* START *
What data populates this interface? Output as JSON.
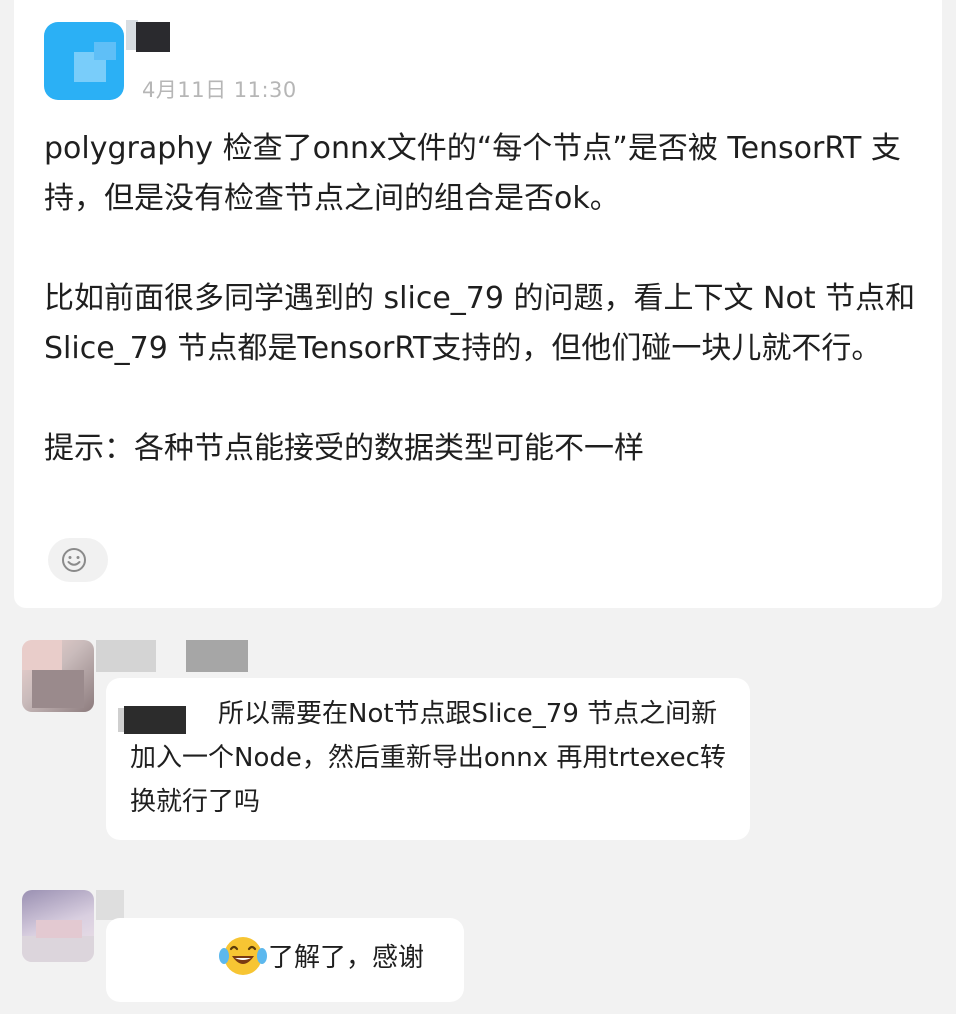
{
  "post": {
    "time": "4月11日 11:30",
    "paragraphs": [
      "polygraphy 检查了onnx文件的“每个节点”是否被 TensorRT 支持，但是没有检查节点之间的组合是否ok。",
      "比如前面很多同学遇到的 slice_79 的问题，看上下文 Not 节点和 Slice_79 节点都是TensorRT支持的，但他们碰一块儿就不行。",
      "提示：各种节点能接受的数据类型可能不一样"
    ],
    "reaction_icon": "smile-icon",
    "avatar_color": "#2bb0f5"
  },
  "replies": [
    {
      "text": "所以需要在Not节点跟Slice_79 节点之间新加入一个Node，然后重新导出onnx 再用trtexec转换就行了吗"
    },
    {
      "emoji": "laughing-tears-icon",
      "text": "了解了，感谢"
    }
  ]
}
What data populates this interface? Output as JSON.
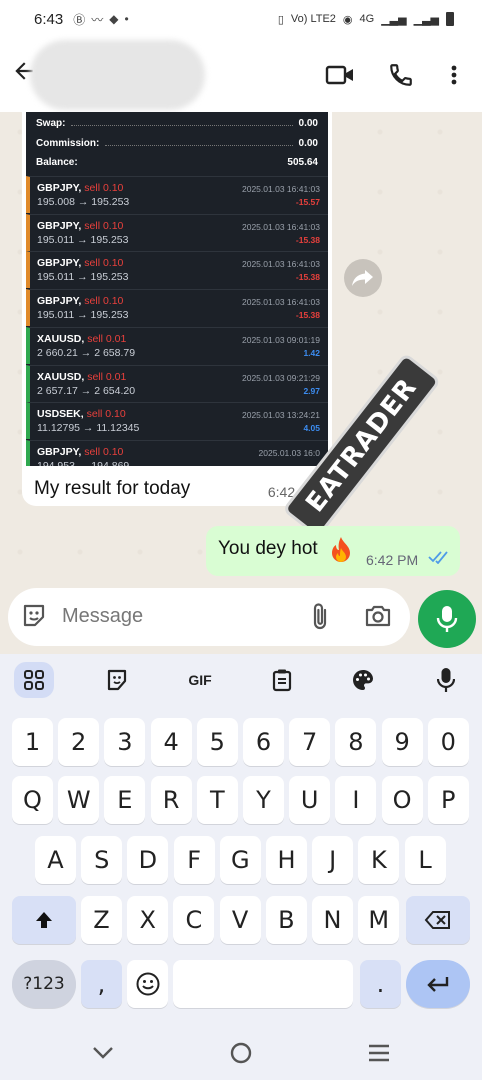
{
  "status_bar": {
    "time": "6:43",
    "network": "4G",
    "volte": "Vo) LTE2"
  },
  "header": {
    "back_icon": "arrow-left-icon",
    "video_icon": "video-call-icon",
    "call_icon": "phone-icon",
    "menu_icon": "more-vert-icon"
  },
  "trade_screenshot": {
    "summary": [
      {
        "label": "Swap:",
        "value": "0.00"
      },
      {
        "label": "Commission:",
        "value": "0.00"
      },
      {
        "label": "Balance:",
        "value": "505.64"
      }
    ],
    "trades": [
      {
        "symbol": "GBPJPY,",
        "side": "sell 0.10",
        "prices": "195.008 → 195.253",
        "date": "2025.01.03 16:41:03",
        "pl": "-15.57",
        "kind": "sell"
      },
      {
        "symbol": "GBPJPY,",
        "side": "sell 0.10",
        "prices": "195.011 → 195.253",
        "date": "2025.01.03 16:41:03",
        "pl": "-15.38",
        "kind": "sell"
      },
      {
        "symbol": "GBPJPY,",
        "side": "sell 0.10",
        "prices": "195.011 → 195.253",
        "date": "2025.01.03 16:41:03",
        "pl": "-15.38",
        "kind": "sell"
      },
      {
        "symbol": "GBPJPY,",
        "side": "sell 0.10",
        "prices": "195.011 → 195.253",
        "date": "2025.01.03 16:41:03",
        "pl": "-15.38",
        "kind": "sell"
      },
      {
        "symbol": "XAUUSD,",
        "side": "sell 0.01",
        "prices": "2 660.21 → 2 658.79",
        "date": "2025.01.03 09:01:19",
        "pl": "1.42",
        "kind": "buy"
      },
      {
        "symbol": "XAUUSD,",
        "side": "sell 0.01",
        "prices": "2 657.17 → 2 654.20",
        "date": "2025.01.03 09:21:29",
        "pl": "2.97",
        "kind": "buy"
      },
      {
        "symbol": "USDSEK,",
        "side": "sell 0.10",
        "prices": "11.12795 → 11.12345",
        "date": "2025.01.03 13:24:21",
        "pl": "4.05",
        "kind": "buy"
      },
      {
        "symbol": "GBPJPY,",
        "side": "sell 0.10",
        "prices": "194.953 → 194.869",
        "date": "2025.01.03 16:0",
        "pl": "",
        "kind": "buy"
      }
    ],
    "watermark": "EATRADER"
  },
  "messages": {
    "incoming": {
      "text": "My result for today",
      "time": "6:42 PM"
    },
    "outgoing": {
      "text": "You dey hot",
      "emoji": "fire-emoji",
      "time": "6:42 PM",
      "status": "read"
    }
  },
  "composer": {
    "placeholder": "Message",
    "emoji_icon": "sticker-icon",
    "attach_icon": "paperclip-icon",
    "camera_icon": "camera-icon",
    "mic_icon": "mic-icon",
    "accent": "#1fa855"
  },
  "keyboard": {
    "toolbar": [
      "apps-grid-icon",
      "sticker-icon",
      "GIF",
      "clipboard-icon",
      "palette-icon",
      "mic-icon"
    ],
    "gif_label": "GIF",
    "row_numbers": [
      "1",
      "2",
      "3",
      "4",
      "5",
      "6",
      "7",
      "8",
      "9",
      "0"
    ],
    "row1": [
      "Q",
      "W",
      "E",
      "R",
      "T",
      "Y",
      "U",
      "I",
      "O",
      "P"
    ],
    "row2": [
      "A",
      "S",
      "D",
      "F",
      "G",
      "H",
      "J",
      "K",
      "L"
    ],
    "row3": [
      "Z",
      "X",
      "C",
      "V",
      "B",
      "N",
      "M"
    ],
    "symbols_label": "?123",
    "comma": ",",
    "period": "."
  },
  "nav_bar": [
    "chevron-down-icon",
    "home-circle-icon",
    "recents-icon"
  ]
}
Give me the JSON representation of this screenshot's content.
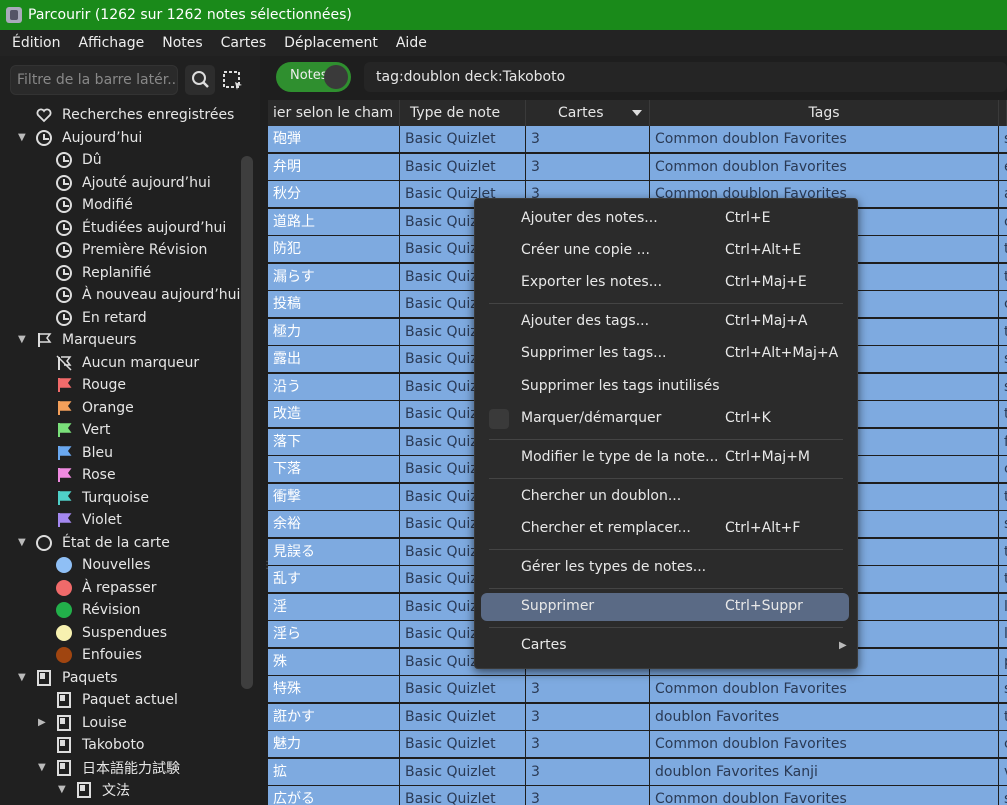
{
  "window": {
    "title": "Parcourir (1262 sur 1262 notes sélectionnées)"
  },
  "menubar": [
    "Édition",
    "Affichage",
    "Notes",
    "Cartes",
    "Déplacement",
    "Aide"
  ],
  "sidebar": {
    "filter_placeholder": "Filtre de la barre latér...",
    "tree": [
      {
        "label": "Recherches enregistrées",
        "icon": "heart-icon"
      },
      {
        "label": "Aujourd’hui",
        "icon": "clock-icon"
      },
      {
        "label": "Dû",
        "icon": "clock-icon"
      },
      {
        "label": "Ajouté aujourd’hui",
        "icon": "clock-icon"
      },
      {
        "label": "Modifié",
        "icon": "clock-icon"
      },
      {
        "label": "Étudiées aujourd’hui",
        "icon": "clock-icon"
      },
      {
        "label": "Première Révision",
        "icon": "clock-icon"
      },
      {
        "label": "Replanifié",
        "icon": "clock-icon"
      },
      {
        "label": "À nouveau aujourd’hui",
        "icon": "clock-icon"
      },
      {
        "label": "En retard",
        "icon": "clock-icon"
      },
      {
        "label": "Marqueurs",
        "icon": "flag-icon"
      },
      {
        "label": "Aucun marqueur",
        "icon": "flag-off-icon"
      },
      {
        "label": "Rouge",
        "icon": "flag-icon",
        "color": "#f26b6b"
      },
      {
        "label": "Orange",
        "icon": "flag-icon",
        "color": "#f5a05a"
      },
      {
        "label": "Vert",
        "icon": "flag-icon",
        "color": "#7ae07a"
      },
      {
        "label": "Bleu",
        "icon": "flag-icon",
        "color": "#6aa8f0"
      },
      {
        "label": "Rose",
        "icon": "flag-icon",
        "color": "#f08ae0"
      },
      {
        "label": "Turquoise",
        "icon": "flag-icon",
        "color": "#4fd0c8"
      },
      {
        "label": "Violet",
        "icon": "flag-icon",
        "color": "#a488f0"
      },
      {
        "label": "État de la carte",
        "icon": "circle-icon"
      },
      {
        "label": "Nouvelles",
        "icon": "dot-icon",
        "color": "#8fbff5"
      },
      {
        "label": "À repasser",
        "icon": "dot-icon",
        "color": "#f06a6a"
      },
      {
        "label": "Révision",
        "icon": "dot-icon",
        "color": "#22b04a"
      },
      {
        "label": "Suspendues",
        "icon": "dot-icon",
        "color": "#f7f1b0"
      },
      {
        "label": "Enfouies",
        "icon": "dot-icon",
        "color": "#a04510"
      },
      {
        "label": "Paquets",
        "icon": "deck-icon"
      },
      {
        "label": "Paquet actuel",
        "icon": "deck-icon"
      },
      {
        "label": "Louise",
        "icon": "deck-icon"
      },
      {
        "label": "Takoboto",
        "icon": "deck-icon"
      },
      {
        "label": "日本語能力試験",
        "icon": "deck-icon"
      },
      {
        "label": "文法",
        "icon": "deck-icon"
      }
    ]
  },
  "toolbar": {
    "toggle_label": "Notes",
    "search_value": "tag:doublon deck:Takoboto"
  },
  "table": {
    "columns": [
      "ier selon le cham",
      "Type de note",
      "Cartes",
      "Tags"
    ],
    "rows": [
      {
        "word": "砲弾",
        "type": "Basic Quizlet",
        "cards": "3",
        "tags": "Common doublon Favorites",
        "extra": "s"
      },
      {
        "word": "弁明",
        "type": "Basic Quizlet",
        "cards": "3",
        "tags": "Common doublon Favorites",
        "extra": "e"
      },
      {
        "word": "秋分",
        "type": "Basic Quizlet",
        "cards": "3",
        "tags": "Common doublon Favorites",
        "extra": "a"
      },
      {
        "word": "道路上",
        "type": "Basic Quizlet",
        "cards": "",
        "tags": "",
        "extra": "c"
      },
      {
        "word": "防犯",
        "type": "Basic Quizlet",
        "cards": "",
        "tags": "",
        "extra": "t"
      },
      {
        "word": "漏らす",
        "type": "Basic Quizlet",
        "cards": "",
        "tags": "",
        "extra": "t"
      },
      {
        "word": "投稿",
        "type": "Basic Quizlet",
        "cards": "",
        "tags": "",
        "extra": "c"
      },
      {
        "word": "極力",
        "type": "Basic Quizlet",
        "cards": "",
        "tags": "",
        "extra": "t"
      },
      {
        "word": "露出",
        "type": "Basic Quizlet",
        "cards": "",
        "tags": "",
        "extra": "s"
      },
      {
        "word": "沿う",
        "type": "Basic Quizlet",
        "cards": "",
        "tags": "",
        "extra": "s"
      },
      {
        "word": "改造",
        "type": "Basic Quizlet",
        "cards": "",
        "tags": "",
        "extra": "t"
      },
      {
        "word": "落下",
        "type": "Basic Quizlet",
        "cards": "",
        "tags": "",
        "extra": "f"
      },
      {
        "word": "下落",
        "type": "Basic Quizlet",
        "cards": "",
        "tags": "",
        "extra": "c"
      },
      {
        "word": "衝撃",
        "type": "Basic Quizlet",
        "cards": "",
        "tags": "",
        "extra": "t"
      },
      {
        "word": "余裕",
        "type": "Basic Quizlet",
        "cards": "",
        "tags": "",
        "extra": "s"
      },
      {
        "word": "見誤る",
        "type": "Basic Quizlet",
        "cards": "",
        "tags": "",
        "extra": "t"
      },
      {
        "word": "乱す",
        "type": "Basic Quizlet",
        "cards": "",
        "tags": "",
        "extra": "t"
      },
      {
        "word": "淫",
        "type": "Basic Quizlet",
        "cards": "",
        "tags": "",
        "extra": "l"
      },
      {
        "word": "淫ら",
        "type": "Basic Quizlet",
        "cards": "",
        "tags": "",
        "extra": "l"
      },
      {
        "word": "殊",
        "type": "Basic Quizlet",
        "cards": "",
        "tags": "",
        "extra": "p"
      },
      {
        "word": "特殊",
        "type": "Basic Quizlet",
        "cards": "3",
        "tags": "Common doublon Favorites",
        "extra": "s"
      },
      {
        "word": "誑かす",
        "type": "Basic Quizlet",
        "cards": "3",
        "tags": "doublon Favorites",
        "extra": "t"
      },
      {
        "word": "魅力",
        "type": "Basic Quizlet",
        "cards": "3",
        "tags": "Common doublon Favorites",
        "extra": "c"
      },
      {
        "word": "拡",
        "type": "Basic Quizlet",
        "cards": "3",
        "tags": "doublon Favorites Kanji",
        "extra": "v"
      },
      {
        "word": "広がる",
        "type": "Basic Quizlet",
        "cards": "3",
        "tags": "Common doublon Favorites",
        "extra": "s"
      }
    ]
  },
  "context_menu": {
    "items": [
      {
        "label": "Ajouter des notes...",
        "shortcut": "Ctrl+E"
      },
      {
        "label": "Créer une copie ...",
        "shortcut": "Ctrl+Alt+E"
      },
      {
        "label": "Exporter les notes...",
        "shortcut": "Ctrl+Maj+E"
      },
      {
        "label": "Ajouter des tags...",
        "shortcut": "Ctrl+Maj+A"
      },
      {
        "label": "Supprimer les tags...",
        "shortcut": "Ctrl+Alt+Maj+A"
      },
      {
        "label": "Supprimer les tags inutilisés",
        "shortcut": ""
      },
      {
        "label": "Marquer/démarquer",
        "shortcut": "Ctrl+K"
      },
      {
        "label": "Modifier le type de la note...",
        "shortcut": "Ctrl+Maj+M"
      },
      {
        "label": "Chercher un doublon...",
        "shortcut": ""
      },
      {
        "label": "Chercher et remplacer...",
        "shortcut": "Ctrl+Alt+F"
      },
      {
        "label": "Gérer les types de notes...",
        "shortcut": ""
      },
      {
        "label": "Supprimer",
        "shortcut": "Ctrl+Suppr"
      },
      {
        "label": "Cartes",
        "shortcut": ""
      }
    ]
  },
  "colors": {
    "titlebar": "#1a8a1a",
    "row_selected": "#7eaae0",
    "menu_highlight": "#5a6a85",
    "toggle": "#2f8f2f"
  }
}
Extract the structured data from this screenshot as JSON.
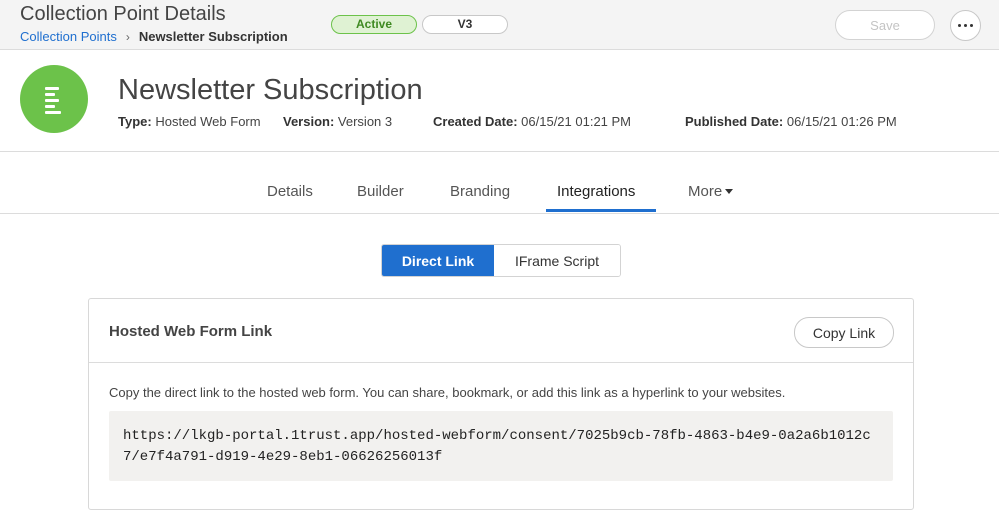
* END *
▶ _Task to carry out_: Identify how many lines in the entries above contain the word "Chercher" and provide only that figure.

▶ _The output_: 2